* [Instructions for the task]
Which lines hold the word "droits"? Copy each of them from the material.

BEGIN Supplied data

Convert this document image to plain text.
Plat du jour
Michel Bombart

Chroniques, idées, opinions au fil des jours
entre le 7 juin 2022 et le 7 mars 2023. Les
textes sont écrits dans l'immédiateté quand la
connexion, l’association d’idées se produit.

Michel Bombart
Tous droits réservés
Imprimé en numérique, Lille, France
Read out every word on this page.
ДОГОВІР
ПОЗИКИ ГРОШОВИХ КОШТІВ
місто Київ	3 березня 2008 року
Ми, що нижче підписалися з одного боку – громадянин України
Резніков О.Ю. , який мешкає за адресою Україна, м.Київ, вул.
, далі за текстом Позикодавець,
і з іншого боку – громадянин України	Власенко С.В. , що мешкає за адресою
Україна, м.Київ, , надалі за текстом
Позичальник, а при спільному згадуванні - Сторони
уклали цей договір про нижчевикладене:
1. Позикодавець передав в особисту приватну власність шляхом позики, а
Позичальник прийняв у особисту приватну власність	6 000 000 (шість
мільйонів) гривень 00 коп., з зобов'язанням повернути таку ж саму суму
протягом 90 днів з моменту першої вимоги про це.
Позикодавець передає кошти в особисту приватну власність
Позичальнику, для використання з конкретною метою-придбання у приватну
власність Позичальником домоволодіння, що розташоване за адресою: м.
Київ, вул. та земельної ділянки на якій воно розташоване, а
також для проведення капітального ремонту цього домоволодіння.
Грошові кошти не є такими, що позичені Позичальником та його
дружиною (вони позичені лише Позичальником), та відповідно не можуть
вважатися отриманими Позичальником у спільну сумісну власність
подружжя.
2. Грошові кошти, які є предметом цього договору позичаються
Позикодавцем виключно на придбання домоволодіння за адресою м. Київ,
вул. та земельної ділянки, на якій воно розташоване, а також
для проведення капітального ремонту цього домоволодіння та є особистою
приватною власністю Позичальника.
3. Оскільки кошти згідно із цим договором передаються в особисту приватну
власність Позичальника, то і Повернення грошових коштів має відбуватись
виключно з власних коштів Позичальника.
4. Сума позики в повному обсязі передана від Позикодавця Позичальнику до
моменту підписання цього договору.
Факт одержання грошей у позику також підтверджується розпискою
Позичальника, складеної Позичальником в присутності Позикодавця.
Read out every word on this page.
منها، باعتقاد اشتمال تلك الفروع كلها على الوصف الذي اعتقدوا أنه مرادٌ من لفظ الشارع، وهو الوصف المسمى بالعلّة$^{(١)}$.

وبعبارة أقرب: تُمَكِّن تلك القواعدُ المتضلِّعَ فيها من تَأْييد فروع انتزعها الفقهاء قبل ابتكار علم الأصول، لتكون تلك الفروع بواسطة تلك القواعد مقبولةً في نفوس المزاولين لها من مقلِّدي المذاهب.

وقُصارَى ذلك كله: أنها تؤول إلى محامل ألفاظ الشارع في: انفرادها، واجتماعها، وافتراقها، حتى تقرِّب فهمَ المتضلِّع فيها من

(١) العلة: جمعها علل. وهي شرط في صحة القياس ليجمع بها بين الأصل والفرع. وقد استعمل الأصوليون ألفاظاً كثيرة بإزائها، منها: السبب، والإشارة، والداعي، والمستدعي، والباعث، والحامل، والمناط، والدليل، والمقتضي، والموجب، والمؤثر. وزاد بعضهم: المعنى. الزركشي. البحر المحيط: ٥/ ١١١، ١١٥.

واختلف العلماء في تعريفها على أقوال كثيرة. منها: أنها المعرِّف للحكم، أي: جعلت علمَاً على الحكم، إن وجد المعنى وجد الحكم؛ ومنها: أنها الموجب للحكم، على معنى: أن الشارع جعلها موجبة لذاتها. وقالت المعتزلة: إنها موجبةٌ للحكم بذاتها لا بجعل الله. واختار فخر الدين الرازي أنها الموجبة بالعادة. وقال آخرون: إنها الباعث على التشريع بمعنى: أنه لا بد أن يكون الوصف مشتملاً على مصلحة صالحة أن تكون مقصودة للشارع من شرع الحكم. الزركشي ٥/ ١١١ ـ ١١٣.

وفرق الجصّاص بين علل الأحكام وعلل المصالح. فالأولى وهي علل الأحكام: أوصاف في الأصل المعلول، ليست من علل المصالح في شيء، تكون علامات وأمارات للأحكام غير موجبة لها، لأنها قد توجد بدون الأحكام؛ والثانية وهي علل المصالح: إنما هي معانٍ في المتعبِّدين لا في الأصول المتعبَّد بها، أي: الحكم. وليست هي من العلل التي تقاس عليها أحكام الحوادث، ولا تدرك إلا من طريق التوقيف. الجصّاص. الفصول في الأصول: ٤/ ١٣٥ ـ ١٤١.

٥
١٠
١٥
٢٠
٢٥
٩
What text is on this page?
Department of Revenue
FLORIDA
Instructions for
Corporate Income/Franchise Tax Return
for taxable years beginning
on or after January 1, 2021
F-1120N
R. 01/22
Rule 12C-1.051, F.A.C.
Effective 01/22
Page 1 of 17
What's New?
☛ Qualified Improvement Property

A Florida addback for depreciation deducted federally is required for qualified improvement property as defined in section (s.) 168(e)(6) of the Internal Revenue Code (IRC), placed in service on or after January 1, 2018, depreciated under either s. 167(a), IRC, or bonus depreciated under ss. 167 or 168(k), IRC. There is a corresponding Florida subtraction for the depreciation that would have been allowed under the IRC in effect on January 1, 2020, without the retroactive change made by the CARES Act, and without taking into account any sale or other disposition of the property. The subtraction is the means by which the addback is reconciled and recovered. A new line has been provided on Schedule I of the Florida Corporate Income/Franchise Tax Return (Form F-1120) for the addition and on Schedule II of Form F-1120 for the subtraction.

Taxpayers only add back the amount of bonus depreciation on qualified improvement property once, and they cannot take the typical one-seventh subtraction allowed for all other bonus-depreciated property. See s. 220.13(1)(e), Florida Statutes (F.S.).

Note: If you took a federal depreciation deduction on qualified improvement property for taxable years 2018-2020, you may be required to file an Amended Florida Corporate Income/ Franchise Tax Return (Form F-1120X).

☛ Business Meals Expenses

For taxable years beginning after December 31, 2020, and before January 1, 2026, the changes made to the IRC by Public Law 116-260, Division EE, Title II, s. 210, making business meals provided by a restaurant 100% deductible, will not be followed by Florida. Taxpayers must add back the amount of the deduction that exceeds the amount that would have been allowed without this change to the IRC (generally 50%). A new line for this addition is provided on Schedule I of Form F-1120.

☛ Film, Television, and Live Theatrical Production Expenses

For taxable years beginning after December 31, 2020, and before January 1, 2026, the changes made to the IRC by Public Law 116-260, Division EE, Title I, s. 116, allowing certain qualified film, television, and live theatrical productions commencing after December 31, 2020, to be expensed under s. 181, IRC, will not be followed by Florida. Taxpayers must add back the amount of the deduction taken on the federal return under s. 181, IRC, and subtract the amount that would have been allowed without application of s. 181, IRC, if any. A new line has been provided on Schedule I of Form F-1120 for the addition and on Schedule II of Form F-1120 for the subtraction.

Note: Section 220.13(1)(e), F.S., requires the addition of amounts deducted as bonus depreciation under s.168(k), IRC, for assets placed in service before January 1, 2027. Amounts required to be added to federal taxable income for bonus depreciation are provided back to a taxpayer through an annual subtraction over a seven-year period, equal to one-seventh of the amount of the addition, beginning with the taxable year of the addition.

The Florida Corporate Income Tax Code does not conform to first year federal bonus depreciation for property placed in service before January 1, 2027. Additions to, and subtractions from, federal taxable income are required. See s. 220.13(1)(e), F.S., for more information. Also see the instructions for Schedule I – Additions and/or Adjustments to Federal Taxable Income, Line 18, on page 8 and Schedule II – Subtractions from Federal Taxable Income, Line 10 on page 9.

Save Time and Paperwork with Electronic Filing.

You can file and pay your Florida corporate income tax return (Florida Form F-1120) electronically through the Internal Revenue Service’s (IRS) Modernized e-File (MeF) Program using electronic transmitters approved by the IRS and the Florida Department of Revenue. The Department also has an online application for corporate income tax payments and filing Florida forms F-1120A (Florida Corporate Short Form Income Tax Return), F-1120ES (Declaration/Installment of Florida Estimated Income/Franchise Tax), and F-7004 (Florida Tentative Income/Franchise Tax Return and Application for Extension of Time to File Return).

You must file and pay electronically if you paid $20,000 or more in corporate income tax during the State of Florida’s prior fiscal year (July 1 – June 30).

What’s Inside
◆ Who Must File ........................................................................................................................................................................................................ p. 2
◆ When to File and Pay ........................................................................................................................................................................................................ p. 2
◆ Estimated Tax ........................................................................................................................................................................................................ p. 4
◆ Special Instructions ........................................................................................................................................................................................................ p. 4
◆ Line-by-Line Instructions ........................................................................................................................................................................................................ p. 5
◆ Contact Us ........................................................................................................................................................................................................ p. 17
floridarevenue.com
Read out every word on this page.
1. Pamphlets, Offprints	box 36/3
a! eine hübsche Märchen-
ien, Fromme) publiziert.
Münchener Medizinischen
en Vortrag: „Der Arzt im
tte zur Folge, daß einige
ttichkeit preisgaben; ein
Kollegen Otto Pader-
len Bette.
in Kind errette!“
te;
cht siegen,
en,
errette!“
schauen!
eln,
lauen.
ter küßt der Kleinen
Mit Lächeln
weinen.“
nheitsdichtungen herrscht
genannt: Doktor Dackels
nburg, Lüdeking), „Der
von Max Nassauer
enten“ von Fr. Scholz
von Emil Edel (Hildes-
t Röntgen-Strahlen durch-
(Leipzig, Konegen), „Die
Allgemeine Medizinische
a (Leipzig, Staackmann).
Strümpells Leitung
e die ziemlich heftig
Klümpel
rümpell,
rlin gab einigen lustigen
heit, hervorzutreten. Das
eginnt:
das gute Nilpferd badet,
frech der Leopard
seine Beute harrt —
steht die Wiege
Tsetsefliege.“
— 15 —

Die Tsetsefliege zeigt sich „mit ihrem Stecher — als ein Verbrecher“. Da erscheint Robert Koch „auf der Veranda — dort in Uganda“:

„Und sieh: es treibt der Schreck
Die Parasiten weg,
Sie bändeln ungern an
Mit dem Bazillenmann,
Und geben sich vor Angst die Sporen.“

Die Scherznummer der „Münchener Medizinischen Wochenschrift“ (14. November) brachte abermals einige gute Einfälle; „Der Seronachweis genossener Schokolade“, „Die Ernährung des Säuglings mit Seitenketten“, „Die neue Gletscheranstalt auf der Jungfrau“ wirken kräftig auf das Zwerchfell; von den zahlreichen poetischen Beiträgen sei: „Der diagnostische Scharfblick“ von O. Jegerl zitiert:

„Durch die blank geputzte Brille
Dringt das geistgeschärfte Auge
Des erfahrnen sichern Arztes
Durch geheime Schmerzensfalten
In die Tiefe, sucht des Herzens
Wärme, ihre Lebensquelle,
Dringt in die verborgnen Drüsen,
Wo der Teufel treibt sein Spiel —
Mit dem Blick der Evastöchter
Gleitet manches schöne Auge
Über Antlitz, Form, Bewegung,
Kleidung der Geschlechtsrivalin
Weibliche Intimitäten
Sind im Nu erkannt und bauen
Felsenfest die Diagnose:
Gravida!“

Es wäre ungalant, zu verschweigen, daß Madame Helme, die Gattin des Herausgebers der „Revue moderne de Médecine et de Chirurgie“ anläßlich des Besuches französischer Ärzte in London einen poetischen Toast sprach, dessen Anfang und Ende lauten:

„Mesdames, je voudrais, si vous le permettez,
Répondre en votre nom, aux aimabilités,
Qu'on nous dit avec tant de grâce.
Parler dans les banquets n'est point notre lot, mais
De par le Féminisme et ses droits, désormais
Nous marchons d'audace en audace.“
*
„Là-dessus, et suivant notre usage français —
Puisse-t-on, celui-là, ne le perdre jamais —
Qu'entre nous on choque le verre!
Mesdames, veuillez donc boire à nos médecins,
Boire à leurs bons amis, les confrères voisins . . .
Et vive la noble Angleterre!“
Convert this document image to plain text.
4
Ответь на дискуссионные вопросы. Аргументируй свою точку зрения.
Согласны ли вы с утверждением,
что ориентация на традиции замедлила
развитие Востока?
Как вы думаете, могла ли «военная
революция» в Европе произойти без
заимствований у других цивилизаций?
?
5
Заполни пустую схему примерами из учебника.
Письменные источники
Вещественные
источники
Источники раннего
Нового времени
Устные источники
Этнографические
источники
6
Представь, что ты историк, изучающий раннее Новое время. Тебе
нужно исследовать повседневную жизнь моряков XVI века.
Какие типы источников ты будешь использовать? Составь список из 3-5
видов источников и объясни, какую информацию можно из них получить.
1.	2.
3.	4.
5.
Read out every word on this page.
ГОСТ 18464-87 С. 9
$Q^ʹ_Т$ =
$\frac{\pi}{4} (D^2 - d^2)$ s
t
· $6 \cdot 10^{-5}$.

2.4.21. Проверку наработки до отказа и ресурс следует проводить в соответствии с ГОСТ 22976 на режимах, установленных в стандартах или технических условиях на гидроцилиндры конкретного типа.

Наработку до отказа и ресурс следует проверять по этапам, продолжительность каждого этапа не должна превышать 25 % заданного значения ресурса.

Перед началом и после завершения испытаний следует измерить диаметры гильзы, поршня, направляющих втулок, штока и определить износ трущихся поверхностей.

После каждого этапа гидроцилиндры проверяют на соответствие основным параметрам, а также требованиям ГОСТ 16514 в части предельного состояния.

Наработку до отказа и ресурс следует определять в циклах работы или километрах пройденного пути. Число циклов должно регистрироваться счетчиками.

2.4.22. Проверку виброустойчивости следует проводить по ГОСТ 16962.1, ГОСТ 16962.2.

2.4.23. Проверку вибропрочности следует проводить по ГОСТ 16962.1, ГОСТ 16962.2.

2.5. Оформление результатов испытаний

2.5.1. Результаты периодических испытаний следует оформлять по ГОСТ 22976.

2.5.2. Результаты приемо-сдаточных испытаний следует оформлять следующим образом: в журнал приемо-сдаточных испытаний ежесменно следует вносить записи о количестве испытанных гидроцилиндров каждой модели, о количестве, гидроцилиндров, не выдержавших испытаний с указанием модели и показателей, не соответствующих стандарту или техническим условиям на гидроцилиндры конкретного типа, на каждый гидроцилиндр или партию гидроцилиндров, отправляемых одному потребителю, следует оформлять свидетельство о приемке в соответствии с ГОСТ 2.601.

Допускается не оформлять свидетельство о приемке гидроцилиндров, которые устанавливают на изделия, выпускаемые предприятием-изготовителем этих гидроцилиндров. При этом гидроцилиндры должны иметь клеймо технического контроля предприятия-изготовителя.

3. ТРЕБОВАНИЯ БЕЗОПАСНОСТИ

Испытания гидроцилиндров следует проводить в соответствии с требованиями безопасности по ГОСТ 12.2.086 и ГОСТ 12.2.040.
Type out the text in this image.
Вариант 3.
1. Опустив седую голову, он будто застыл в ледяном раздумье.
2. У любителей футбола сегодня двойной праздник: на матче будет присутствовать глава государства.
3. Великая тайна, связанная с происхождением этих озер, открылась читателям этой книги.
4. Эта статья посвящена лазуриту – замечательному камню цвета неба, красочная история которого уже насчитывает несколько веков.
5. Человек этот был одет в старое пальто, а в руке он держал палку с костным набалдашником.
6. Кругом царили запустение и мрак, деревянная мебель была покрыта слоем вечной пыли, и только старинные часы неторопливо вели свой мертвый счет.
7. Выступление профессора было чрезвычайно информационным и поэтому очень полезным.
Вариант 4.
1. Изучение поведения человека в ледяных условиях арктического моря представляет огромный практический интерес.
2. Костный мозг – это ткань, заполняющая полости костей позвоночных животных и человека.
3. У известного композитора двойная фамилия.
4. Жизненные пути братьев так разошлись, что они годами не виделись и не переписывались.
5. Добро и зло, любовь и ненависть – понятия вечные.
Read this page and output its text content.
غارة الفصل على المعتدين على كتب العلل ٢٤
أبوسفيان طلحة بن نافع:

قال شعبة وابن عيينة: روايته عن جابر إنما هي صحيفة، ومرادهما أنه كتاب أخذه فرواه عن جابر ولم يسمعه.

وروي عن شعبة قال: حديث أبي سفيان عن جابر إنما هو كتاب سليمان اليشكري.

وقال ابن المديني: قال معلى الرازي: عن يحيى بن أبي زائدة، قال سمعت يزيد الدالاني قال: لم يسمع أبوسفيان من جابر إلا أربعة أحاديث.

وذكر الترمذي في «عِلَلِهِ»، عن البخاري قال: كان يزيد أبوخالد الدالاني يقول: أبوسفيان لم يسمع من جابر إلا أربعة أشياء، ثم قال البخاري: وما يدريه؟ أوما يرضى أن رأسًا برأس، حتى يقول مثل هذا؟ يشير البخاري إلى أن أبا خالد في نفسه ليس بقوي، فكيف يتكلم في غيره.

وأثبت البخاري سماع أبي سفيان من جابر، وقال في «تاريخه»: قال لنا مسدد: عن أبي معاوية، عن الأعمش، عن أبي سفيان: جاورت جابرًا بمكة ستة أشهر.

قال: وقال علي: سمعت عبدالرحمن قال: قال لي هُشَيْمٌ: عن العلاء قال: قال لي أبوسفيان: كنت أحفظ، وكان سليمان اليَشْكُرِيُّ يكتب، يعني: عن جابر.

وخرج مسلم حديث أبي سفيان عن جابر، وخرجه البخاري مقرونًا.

END Supplied data

* [Correct output]
Tous droits réservés
De par le Féminisme et ses droits, désormais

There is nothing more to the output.